* Exercise prompt *
Repeat the listing that follows, character for character, minus the pictures.

* Data provided *
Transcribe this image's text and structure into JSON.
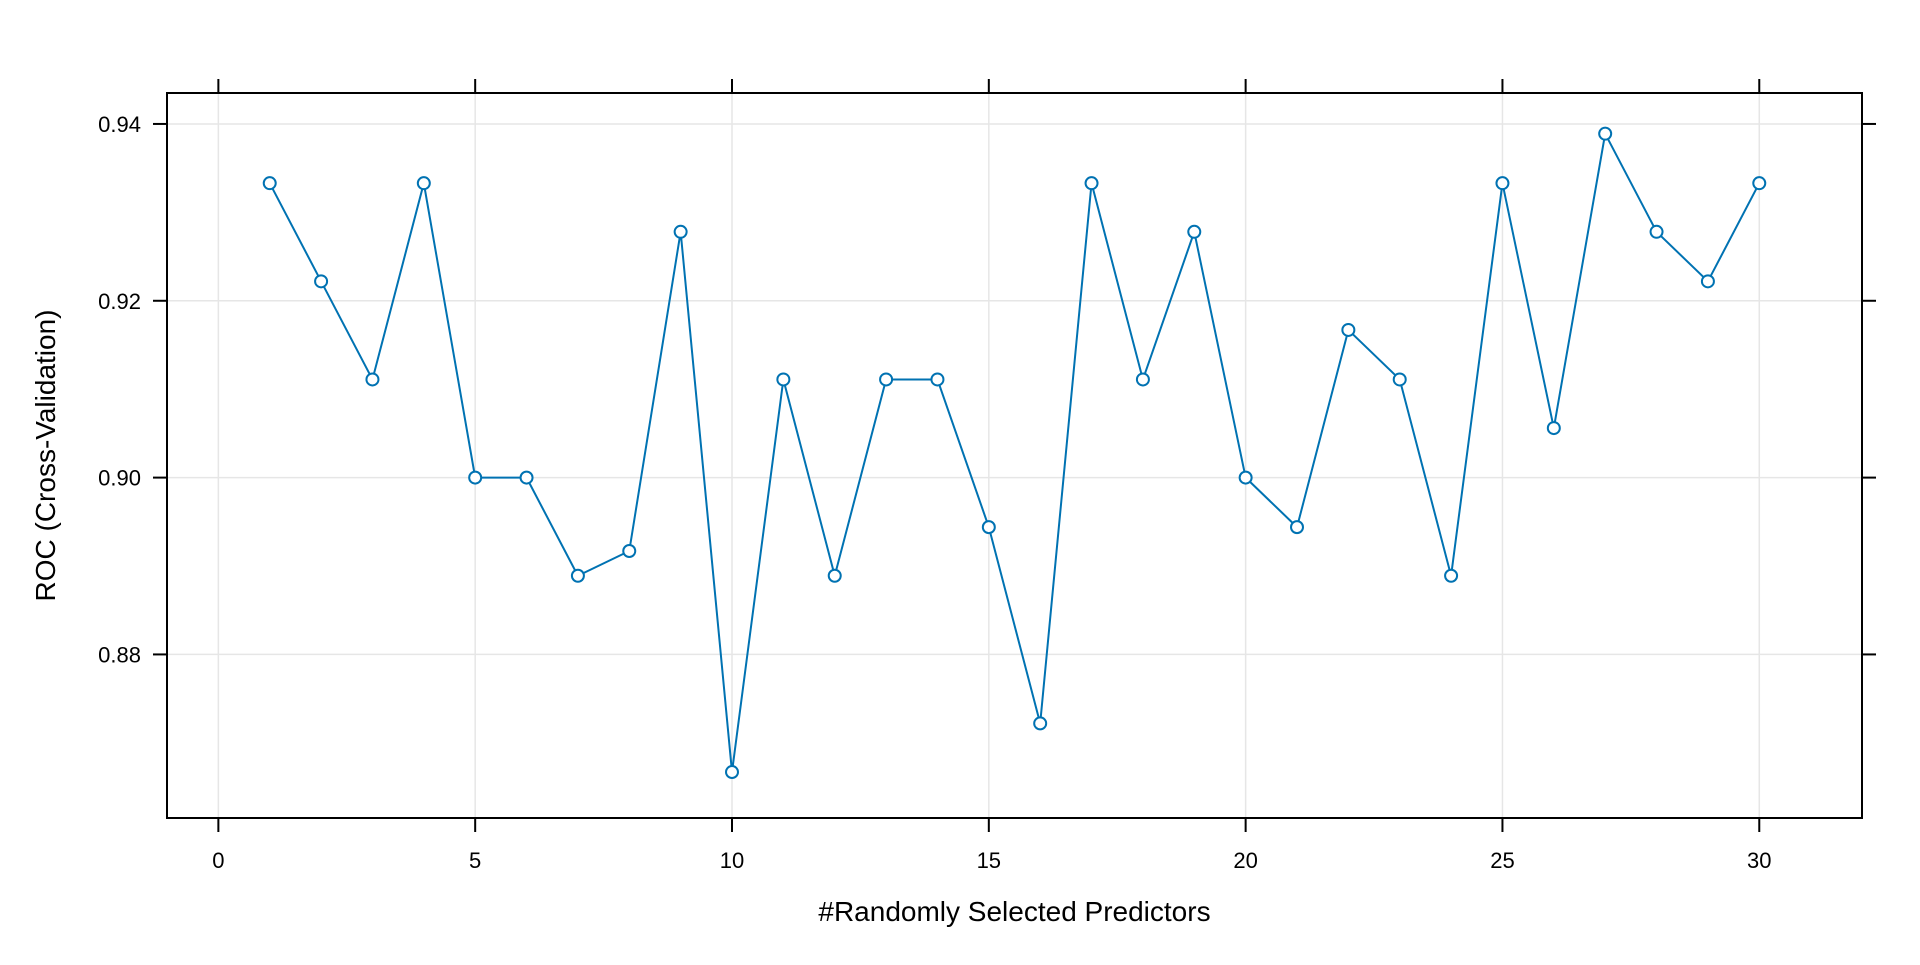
{
  "chart_data": {
    "type": "line",
    "title": "",
    "xlabel": "#Randomly Selected Predictors",
    "ylabel": "ROC (Cross-Validation)",
    "xlim": [
      -1,
      32
    ],
    "ylim": [
      0.8615,
      0.9435
    ],
    "x_ticks": [
      0,
      5,
      10,
      15,
      20,
      25,
      30
    ],
    "y_ticks": [
      0.88,
      0.9,
      0.92,
      0.94
    ],
    "x_tick_labels": [
      "0",
      "5",
      "10",
      "15",
      "20",
      "25",
      "30"
    ],
    "y_tick_labels": [
      "0.88",
      "0.90",
      "0.92",
      "0.94"
    ],
    "grid": true,
    "series": [
      {
        "color": "#0072B2",
        "marker": "open-circle",
        "x": [
          1,
          2,
          3,
          4,
          5,
          6,
          7,
          8,
          9,
          10,
          11,
          12,
          13,
          14,
          15,
          16,
          17,
          18,
          19,
          20,
          21,
          22,
          23,
          24,
          25,
          26,
          27,
          28,
          29,
          30
        ],
        "values": [
          0.9333,
          0.9222,
          0.9111,
          0.9333,
          0.9,
          0.9,
          0.8889,
          0.8917,
          0.9278,
          0.8667,
          0.9111,
          0.8889,
          0.9111,
          0.9111,
          0.8944,
          0.8722,
          0.9333,
          0.9111,
          0.9278,
          0.9,
          0.8944,
          0.9167,
          0.9111,
          0.8889,
          0.9333,
          0.9056,
          0.9389,
          0.9278,
          0.9222,
          0.9333
        ]
      }
    ],
    "colors": {
      "grid": "#e6e6e6",
      "frame": "#000000"
    }
  }
}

* The reply *
Transcribe this image's text and structure into JSON.
{
  "chart_data": {
    "type": "line",
    "title": "",
    "xlabel": "#Randomly Selected Predictors",
    "ylabel": "ROC (Cross-Validation)",
    "xlim": [
      -1,
      32
    ],
    "ylim": [
      0.8615,
      0.9435
    ],
    "x_ticks": [
      0,
      5,
      10,
      15,
      20,
      25,
      30
    ],
    "y_ticks": [
      0.88,
      0.9,
      0.92,
      0.94
    ],
    "x_tick_labels": [
      "0",
      "5",
      "10",
      "15",
      "20",
      "25",
      "30"
    ],
    "y_tick_labels": [
      "0.88",
      "0.90",
      "0.92",
      "0.94"
    ],
    "grid": true,
    "series": [
      {
        "color": "#0072B2",
        "marker": "open-circle",
        "x": [
          1,
          2,
          3,
          4,
          5,
          6,
          7,
          8,
          9,
          10,
          11,
          12,
          13,
          14,
          15,
          16,
          17,
          18,
          19,
          20,
          21,
          22,
          23,
          24,
          25,
          26,
          27,
          28,
          29,
          30
        ],
        "values": [
          0.9333,
          0.9222,
          0.9111,
          0.9333,
          0.9,
          0.9,
          0.8889,
          0.8917,
          0.9278,
          0.8667,
          0.9111,
          0.8889,
          0.9111,
          0.9111,
          0.8944,
          0.8722,
          0.9333,
          0.9111,
          0.9278,
          0.9,
          0.8944,
          0.9167,
          0.9111,
          0.8889,
          0.9333,
          0.9056,
          0.9389,
          0.9278,
          0.9222,
          0.9333
        ]
      }
    ],
    "colors": {
      "grid": "#e6e6e6",
      "frame": "#000000"
    }
  }
}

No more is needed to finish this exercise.